>> START Entries

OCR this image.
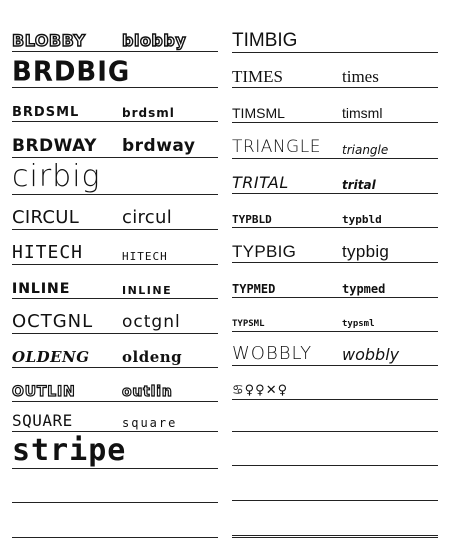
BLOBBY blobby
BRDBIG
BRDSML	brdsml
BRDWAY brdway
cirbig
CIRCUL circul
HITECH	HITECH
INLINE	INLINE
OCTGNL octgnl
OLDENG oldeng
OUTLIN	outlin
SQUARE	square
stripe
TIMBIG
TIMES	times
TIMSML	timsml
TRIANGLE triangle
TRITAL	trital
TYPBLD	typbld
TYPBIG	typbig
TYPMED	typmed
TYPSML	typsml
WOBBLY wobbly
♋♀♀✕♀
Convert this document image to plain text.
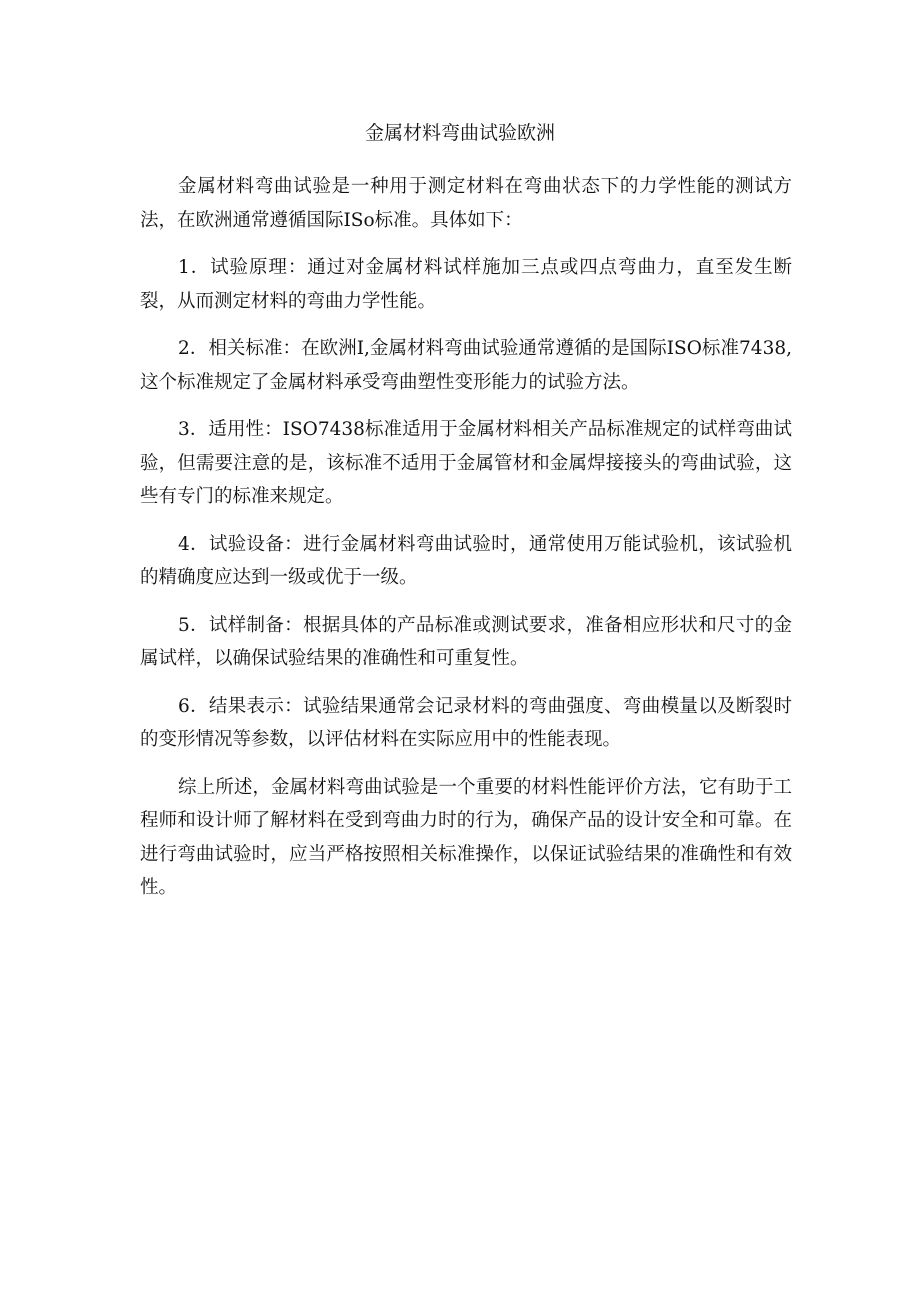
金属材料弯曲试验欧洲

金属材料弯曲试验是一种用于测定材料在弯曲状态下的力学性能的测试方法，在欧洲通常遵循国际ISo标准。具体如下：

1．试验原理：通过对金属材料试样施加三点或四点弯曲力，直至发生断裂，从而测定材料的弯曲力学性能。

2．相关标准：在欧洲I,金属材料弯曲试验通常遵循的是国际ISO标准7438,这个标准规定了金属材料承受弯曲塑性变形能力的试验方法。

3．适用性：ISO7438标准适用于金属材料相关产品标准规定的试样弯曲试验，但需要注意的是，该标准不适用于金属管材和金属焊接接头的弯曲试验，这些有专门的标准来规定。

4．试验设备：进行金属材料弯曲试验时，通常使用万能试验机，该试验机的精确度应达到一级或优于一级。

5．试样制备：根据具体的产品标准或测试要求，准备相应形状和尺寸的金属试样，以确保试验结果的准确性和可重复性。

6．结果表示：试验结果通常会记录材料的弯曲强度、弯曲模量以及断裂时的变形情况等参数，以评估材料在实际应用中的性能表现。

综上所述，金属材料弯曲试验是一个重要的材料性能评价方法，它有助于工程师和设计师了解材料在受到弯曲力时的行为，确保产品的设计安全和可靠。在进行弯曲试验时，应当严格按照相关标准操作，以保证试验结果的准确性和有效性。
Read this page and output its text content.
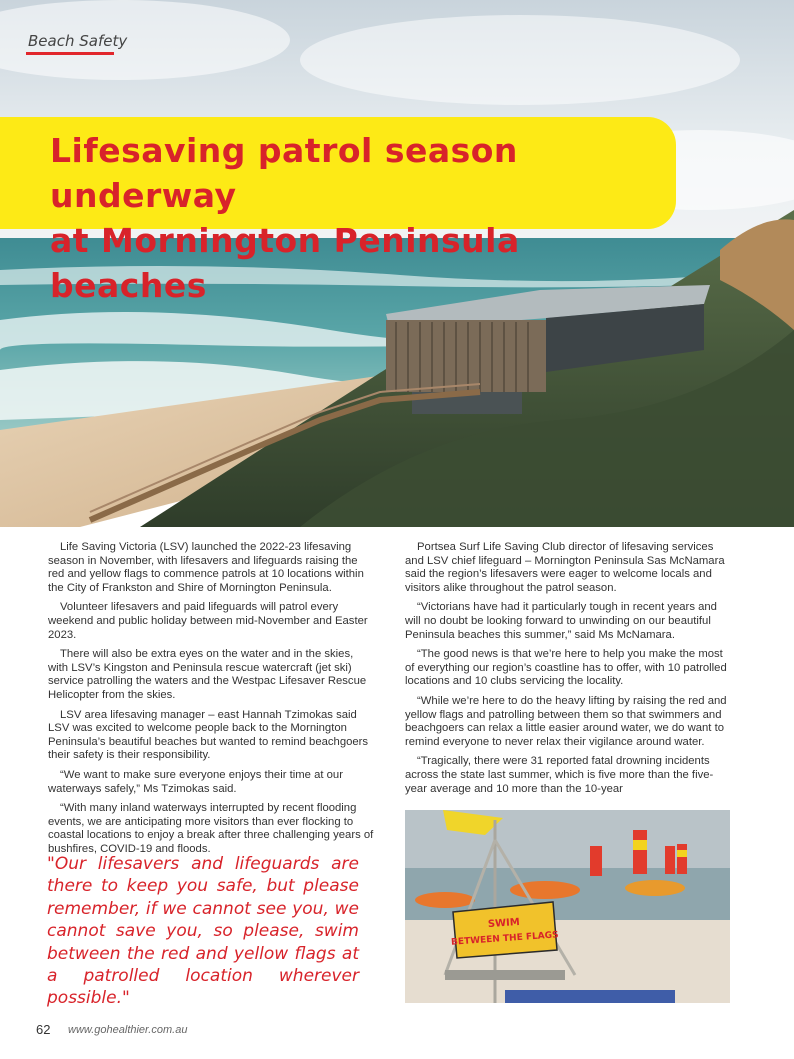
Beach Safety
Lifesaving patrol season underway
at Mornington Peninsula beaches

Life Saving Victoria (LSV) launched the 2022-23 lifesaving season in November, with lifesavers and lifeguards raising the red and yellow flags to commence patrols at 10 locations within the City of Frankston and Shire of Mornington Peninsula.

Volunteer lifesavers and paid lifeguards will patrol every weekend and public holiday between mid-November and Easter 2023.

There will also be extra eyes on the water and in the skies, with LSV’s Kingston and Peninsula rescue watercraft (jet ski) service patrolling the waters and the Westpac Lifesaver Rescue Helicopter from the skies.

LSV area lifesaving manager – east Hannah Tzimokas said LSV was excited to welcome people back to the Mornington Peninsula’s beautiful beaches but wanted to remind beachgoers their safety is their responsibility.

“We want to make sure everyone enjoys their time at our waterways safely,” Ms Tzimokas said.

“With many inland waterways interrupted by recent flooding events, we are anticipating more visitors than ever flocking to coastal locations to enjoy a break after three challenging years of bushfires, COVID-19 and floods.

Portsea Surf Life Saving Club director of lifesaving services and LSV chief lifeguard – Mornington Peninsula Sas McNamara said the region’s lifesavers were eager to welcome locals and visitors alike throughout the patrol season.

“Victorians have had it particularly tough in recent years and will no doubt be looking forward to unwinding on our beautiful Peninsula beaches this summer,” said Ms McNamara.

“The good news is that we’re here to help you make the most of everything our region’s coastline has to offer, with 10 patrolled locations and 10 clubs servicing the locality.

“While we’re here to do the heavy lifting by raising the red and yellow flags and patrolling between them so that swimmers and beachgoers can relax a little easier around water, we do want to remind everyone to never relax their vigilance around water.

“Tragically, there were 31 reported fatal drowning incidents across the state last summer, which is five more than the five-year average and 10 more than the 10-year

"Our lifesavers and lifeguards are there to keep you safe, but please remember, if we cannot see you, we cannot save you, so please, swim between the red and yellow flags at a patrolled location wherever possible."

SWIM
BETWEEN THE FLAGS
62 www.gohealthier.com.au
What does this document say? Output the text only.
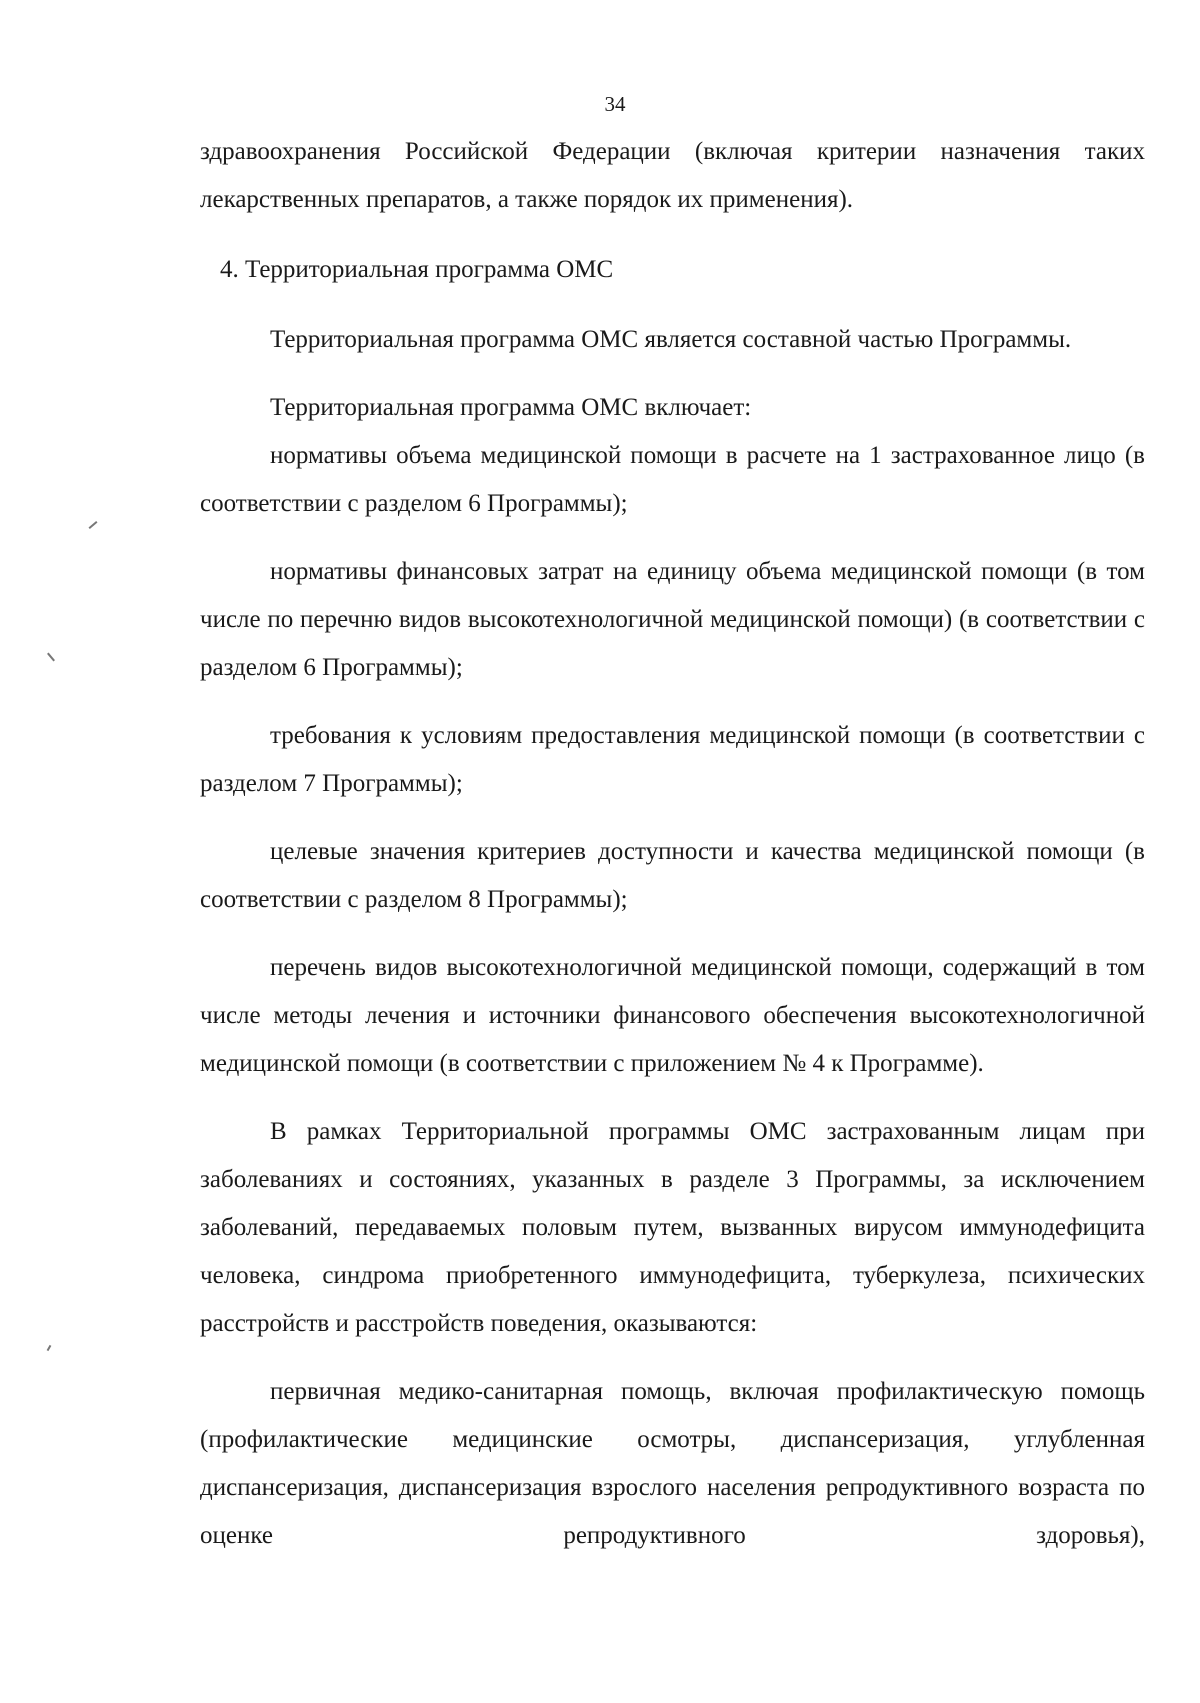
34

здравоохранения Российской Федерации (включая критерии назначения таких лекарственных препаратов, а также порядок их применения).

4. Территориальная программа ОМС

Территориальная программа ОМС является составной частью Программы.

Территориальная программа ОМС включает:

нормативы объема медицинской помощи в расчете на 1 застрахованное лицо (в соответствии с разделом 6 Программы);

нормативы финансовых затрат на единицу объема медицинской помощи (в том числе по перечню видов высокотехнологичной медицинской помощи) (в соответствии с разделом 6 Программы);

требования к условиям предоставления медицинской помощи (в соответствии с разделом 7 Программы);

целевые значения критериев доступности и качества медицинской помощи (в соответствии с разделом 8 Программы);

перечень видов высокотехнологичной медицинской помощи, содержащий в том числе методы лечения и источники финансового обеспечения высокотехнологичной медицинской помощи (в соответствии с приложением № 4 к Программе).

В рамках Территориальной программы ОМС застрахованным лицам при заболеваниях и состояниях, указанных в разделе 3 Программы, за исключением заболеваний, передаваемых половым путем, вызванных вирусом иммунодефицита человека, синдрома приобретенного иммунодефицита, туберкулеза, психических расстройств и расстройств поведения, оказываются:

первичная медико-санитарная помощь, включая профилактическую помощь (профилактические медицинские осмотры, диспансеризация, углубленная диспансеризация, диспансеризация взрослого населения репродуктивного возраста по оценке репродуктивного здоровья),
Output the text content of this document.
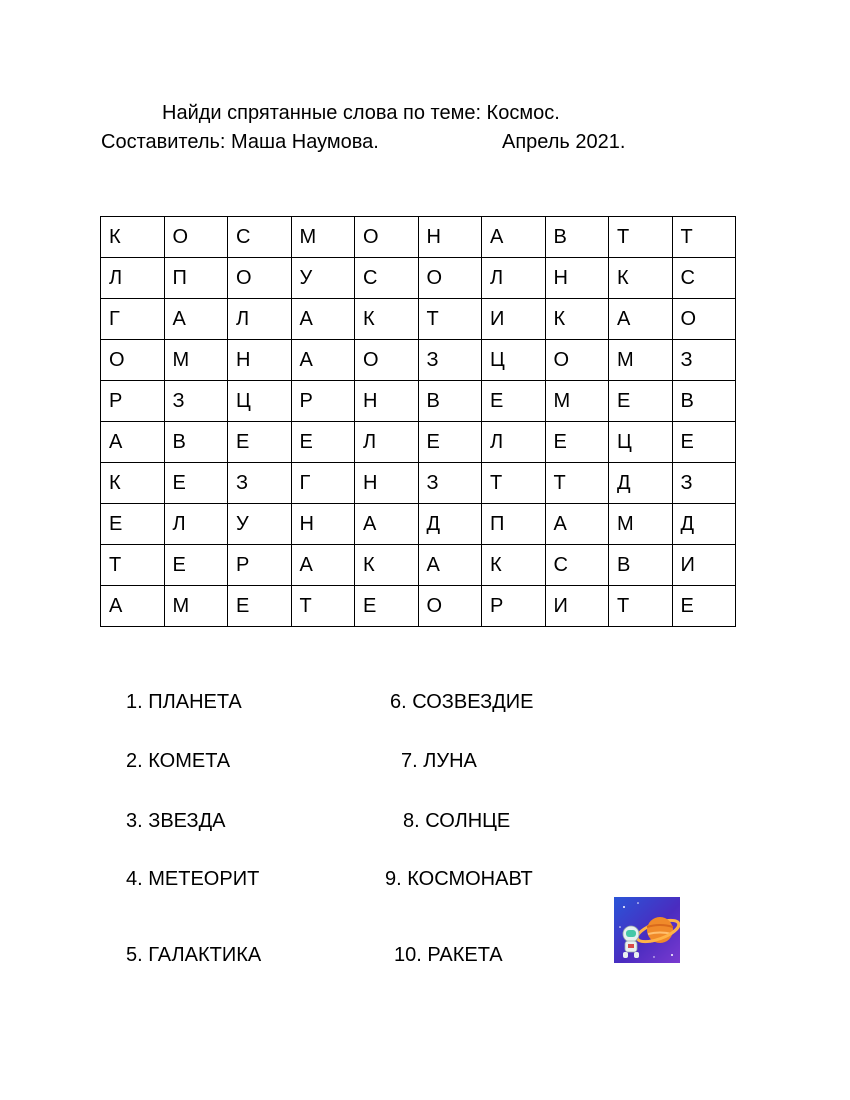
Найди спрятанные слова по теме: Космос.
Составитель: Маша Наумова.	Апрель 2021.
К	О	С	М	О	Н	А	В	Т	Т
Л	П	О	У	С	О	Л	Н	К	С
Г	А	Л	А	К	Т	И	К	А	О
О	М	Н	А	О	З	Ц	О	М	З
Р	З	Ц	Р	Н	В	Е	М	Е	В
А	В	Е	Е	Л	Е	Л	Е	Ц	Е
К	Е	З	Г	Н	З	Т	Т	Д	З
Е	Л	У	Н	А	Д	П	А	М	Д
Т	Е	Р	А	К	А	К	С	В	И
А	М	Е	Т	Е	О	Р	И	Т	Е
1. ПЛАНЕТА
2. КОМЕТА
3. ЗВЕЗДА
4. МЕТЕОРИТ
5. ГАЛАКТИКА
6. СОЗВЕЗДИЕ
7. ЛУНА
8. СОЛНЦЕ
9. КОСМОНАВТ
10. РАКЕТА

>> END Entries

Locate the word "числе" in the data above. Copy every line carrying it.

нормативы финансовых затрат на единицу объема медицинской помощи (в том числе по перечню видов высокотехнологичной медицинской помощи) (в соответствии с разделом 6 Программы);
перечень видов высокотехнологичной медицинской помощи, содержащий в том числе методы лечения и источники финансового обеспечения высокотехнологичной медицинской помощи (в соответствии с приложением № 4 к Программе).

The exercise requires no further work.